■ What you have to do
Work through the data below and give the number of lines holding "procesa", nothing more.

____________

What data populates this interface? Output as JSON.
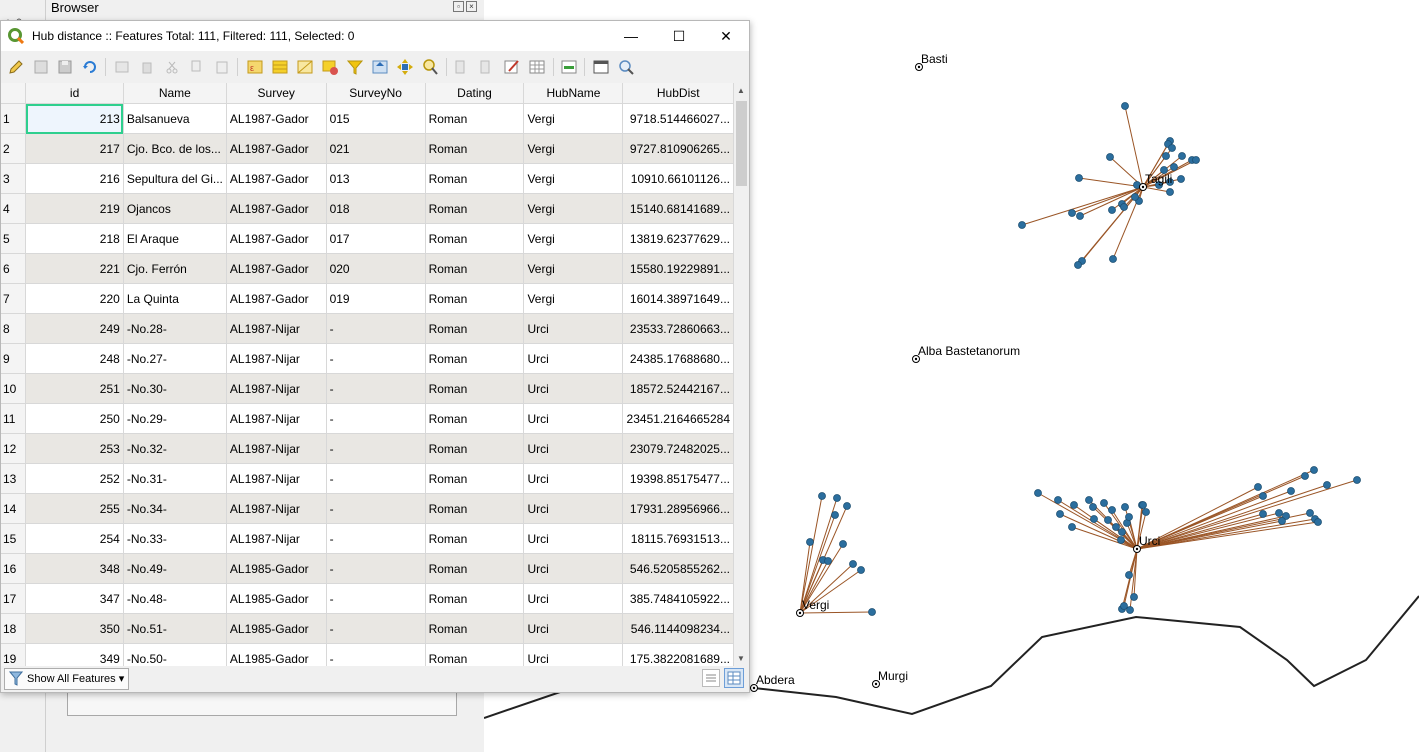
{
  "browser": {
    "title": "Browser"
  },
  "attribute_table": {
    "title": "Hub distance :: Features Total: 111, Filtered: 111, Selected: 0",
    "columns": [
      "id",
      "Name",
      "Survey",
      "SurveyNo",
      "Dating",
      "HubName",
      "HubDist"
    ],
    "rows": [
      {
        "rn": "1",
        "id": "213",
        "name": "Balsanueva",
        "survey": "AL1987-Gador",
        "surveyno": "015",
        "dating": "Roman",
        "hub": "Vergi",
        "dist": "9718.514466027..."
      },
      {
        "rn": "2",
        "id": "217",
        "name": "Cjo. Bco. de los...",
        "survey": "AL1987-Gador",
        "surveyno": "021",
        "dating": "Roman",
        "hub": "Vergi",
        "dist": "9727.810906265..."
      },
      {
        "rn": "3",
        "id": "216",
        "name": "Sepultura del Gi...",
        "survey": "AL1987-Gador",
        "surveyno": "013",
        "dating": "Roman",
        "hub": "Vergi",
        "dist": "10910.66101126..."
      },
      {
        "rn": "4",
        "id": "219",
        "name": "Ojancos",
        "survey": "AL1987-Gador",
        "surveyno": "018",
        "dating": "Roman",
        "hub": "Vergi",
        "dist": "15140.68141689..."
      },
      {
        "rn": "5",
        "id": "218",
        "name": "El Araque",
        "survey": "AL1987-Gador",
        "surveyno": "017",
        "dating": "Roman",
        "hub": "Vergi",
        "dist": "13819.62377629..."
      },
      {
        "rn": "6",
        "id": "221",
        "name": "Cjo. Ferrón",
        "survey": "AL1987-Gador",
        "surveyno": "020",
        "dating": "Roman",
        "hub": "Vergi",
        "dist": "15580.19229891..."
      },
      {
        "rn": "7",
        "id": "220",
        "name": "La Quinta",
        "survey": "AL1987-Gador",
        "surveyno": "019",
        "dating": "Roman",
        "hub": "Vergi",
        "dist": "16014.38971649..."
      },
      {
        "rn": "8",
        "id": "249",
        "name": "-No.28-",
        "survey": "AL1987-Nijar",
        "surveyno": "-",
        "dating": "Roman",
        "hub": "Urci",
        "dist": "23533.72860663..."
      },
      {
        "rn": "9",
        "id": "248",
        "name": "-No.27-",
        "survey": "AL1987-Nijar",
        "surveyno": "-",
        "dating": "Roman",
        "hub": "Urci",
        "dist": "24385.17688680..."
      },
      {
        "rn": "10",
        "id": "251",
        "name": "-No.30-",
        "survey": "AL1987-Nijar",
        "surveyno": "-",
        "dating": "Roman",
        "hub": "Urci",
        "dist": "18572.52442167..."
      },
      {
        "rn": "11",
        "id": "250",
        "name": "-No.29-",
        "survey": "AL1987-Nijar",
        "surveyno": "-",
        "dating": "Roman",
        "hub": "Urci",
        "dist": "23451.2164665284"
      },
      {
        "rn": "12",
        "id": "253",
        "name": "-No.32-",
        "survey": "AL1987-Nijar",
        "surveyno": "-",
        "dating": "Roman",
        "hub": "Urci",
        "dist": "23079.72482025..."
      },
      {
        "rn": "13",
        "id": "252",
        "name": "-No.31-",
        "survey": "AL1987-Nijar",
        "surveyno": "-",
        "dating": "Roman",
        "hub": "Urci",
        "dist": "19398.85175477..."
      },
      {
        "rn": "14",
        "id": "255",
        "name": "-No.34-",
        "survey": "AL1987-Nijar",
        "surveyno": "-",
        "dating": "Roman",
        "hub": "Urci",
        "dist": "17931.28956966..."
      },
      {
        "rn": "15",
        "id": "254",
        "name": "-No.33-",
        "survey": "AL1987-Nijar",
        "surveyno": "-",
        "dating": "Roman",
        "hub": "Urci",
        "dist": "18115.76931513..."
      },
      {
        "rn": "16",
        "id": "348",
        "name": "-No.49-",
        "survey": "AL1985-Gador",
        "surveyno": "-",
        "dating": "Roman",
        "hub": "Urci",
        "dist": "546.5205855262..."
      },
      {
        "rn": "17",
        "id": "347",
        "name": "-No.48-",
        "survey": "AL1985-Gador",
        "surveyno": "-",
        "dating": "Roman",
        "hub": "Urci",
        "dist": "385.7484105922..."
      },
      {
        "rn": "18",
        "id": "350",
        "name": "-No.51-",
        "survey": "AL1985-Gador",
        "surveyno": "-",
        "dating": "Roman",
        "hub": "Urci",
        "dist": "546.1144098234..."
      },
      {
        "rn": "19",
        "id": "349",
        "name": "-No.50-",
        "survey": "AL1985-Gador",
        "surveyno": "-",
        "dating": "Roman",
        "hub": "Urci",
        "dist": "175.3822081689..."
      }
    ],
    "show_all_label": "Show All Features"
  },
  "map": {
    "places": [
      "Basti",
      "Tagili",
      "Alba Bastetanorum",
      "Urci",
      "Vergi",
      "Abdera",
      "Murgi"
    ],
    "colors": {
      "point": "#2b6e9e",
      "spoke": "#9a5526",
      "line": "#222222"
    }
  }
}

____________

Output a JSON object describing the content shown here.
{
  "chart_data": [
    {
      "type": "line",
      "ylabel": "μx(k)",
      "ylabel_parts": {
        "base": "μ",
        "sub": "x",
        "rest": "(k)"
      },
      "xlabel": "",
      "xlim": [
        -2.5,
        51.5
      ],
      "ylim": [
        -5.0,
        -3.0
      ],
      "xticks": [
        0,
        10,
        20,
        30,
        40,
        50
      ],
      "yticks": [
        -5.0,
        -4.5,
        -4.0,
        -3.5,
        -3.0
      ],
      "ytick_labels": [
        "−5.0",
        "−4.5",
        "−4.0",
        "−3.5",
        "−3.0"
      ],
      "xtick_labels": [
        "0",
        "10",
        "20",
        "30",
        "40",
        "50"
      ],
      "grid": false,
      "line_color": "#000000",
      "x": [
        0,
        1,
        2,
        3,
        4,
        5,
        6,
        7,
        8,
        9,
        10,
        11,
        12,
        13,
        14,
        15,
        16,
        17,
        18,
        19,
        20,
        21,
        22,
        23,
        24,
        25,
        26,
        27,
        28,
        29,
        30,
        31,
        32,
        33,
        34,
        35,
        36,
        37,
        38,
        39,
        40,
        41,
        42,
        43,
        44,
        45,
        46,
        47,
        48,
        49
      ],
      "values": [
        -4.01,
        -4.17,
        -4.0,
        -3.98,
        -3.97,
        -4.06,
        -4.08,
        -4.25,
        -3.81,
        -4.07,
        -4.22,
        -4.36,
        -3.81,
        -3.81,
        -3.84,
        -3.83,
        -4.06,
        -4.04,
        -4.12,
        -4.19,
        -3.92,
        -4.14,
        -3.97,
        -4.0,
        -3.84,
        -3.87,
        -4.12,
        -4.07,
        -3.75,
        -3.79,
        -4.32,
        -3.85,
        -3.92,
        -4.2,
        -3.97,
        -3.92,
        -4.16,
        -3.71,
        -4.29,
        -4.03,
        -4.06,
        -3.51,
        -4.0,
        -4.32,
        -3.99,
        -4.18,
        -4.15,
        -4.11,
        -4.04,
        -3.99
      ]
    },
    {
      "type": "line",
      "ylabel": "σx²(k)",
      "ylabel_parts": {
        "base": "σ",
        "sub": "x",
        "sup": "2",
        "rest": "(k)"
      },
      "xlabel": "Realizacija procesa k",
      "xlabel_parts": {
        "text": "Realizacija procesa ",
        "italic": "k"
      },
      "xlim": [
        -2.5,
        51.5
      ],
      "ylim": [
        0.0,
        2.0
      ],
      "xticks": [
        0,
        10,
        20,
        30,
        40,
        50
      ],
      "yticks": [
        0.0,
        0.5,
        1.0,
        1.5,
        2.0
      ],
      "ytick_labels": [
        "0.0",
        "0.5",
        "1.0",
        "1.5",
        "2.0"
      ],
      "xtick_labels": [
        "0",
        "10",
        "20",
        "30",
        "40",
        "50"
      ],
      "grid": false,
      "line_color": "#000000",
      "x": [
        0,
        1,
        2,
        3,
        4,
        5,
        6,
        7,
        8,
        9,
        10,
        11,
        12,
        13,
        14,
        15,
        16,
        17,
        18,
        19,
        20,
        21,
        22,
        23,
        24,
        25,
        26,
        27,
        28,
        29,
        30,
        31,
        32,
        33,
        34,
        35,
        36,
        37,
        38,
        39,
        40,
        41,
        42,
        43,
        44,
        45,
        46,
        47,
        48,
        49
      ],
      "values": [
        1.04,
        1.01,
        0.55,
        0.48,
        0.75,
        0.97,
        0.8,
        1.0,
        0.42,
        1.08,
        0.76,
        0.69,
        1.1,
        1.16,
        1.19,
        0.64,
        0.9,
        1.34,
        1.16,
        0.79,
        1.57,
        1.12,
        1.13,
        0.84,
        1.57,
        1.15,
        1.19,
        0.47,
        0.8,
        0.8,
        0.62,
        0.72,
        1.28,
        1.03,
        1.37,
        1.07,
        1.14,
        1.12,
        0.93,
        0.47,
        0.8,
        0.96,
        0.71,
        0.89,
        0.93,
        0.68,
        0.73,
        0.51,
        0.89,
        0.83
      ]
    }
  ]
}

____________

■ Expected output
2